▸ **Given instruction**
Write the listing below out again exactly, dropping the images.

-- start Information given --

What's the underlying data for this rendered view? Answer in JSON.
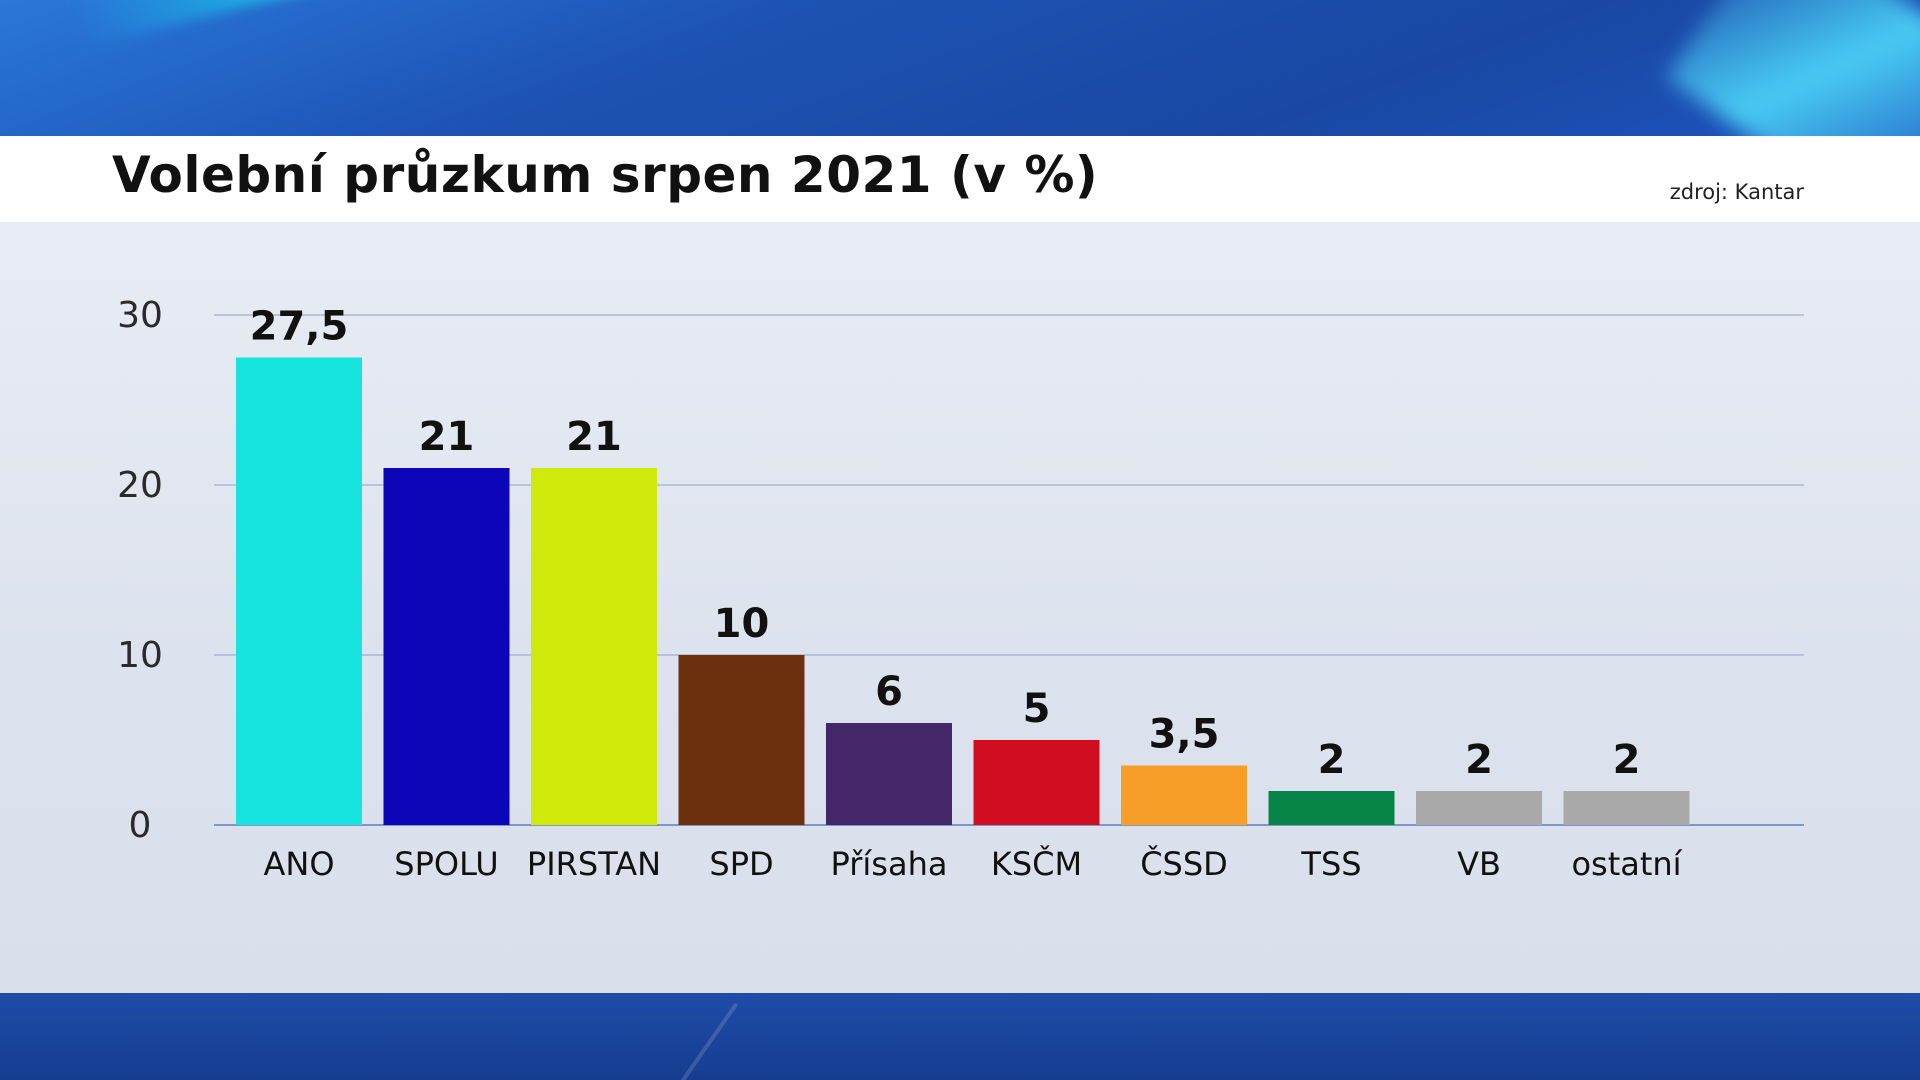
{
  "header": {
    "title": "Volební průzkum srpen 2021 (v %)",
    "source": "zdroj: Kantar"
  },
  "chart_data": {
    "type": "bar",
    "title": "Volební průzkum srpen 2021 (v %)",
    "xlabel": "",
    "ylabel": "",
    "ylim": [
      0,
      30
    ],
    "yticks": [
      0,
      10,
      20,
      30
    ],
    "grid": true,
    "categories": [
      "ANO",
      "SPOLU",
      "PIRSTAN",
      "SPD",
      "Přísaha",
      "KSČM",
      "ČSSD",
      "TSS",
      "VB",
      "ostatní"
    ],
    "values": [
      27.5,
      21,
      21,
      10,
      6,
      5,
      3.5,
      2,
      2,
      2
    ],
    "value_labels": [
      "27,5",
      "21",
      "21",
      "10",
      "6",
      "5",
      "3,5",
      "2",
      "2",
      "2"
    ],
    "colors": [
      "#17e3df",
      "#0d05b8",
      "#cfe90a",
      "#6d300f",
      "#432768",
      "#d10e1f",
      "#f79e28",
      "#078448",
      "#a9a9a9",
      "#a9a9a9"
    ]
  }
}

-- end Information given --

▸ **Exercise solution**
What's the underlying data for this rendered view? Answer in JSON.
{
  "header": {
    "title": "Volební průzkum srpen 2021 (v %)",
    "source": "zdroj: Kantar"
  },
  "chart_data": {
    "type": "bar",
    "title": "Volební průzkum srpen 2021 (v %)",
    "xlabel": "",
    "ylabel": "",
    "ylim": [
      0,
      30
    ],
    "yticks": [
      0,
      10,
      20,
      30
    ],
    "grid": true,
    "categories": [
      "ANO",
      "SPOLU",
      "PIRSTAN",
      "SPD",
      "Přísaha",
      "KSČM",
      "ČSSD",
      "TSS",
      "VB",
      "ostatní"
    ],
    "values": [
      27.5,
      21,
      21,
      10,
      6,
      5,
      3.5,
      2,
      2,
      2
    ],
    "value_labels": [
      "27,5",
      "21",
      "21",
      "10",
      "6",
      "5",
      "3,5",
      "2",
      "2",
      "2"
    ],
    "colors": [
      "#17e3df",
      "#0d05b8",
      "#cfe90a",
      "#6d300f",
      "#432768",
      "#d10e1f",
      "#f79e28",
      "#078448",
      "#a9a9a9",
      "#a9a9a9"
    ]
  }
}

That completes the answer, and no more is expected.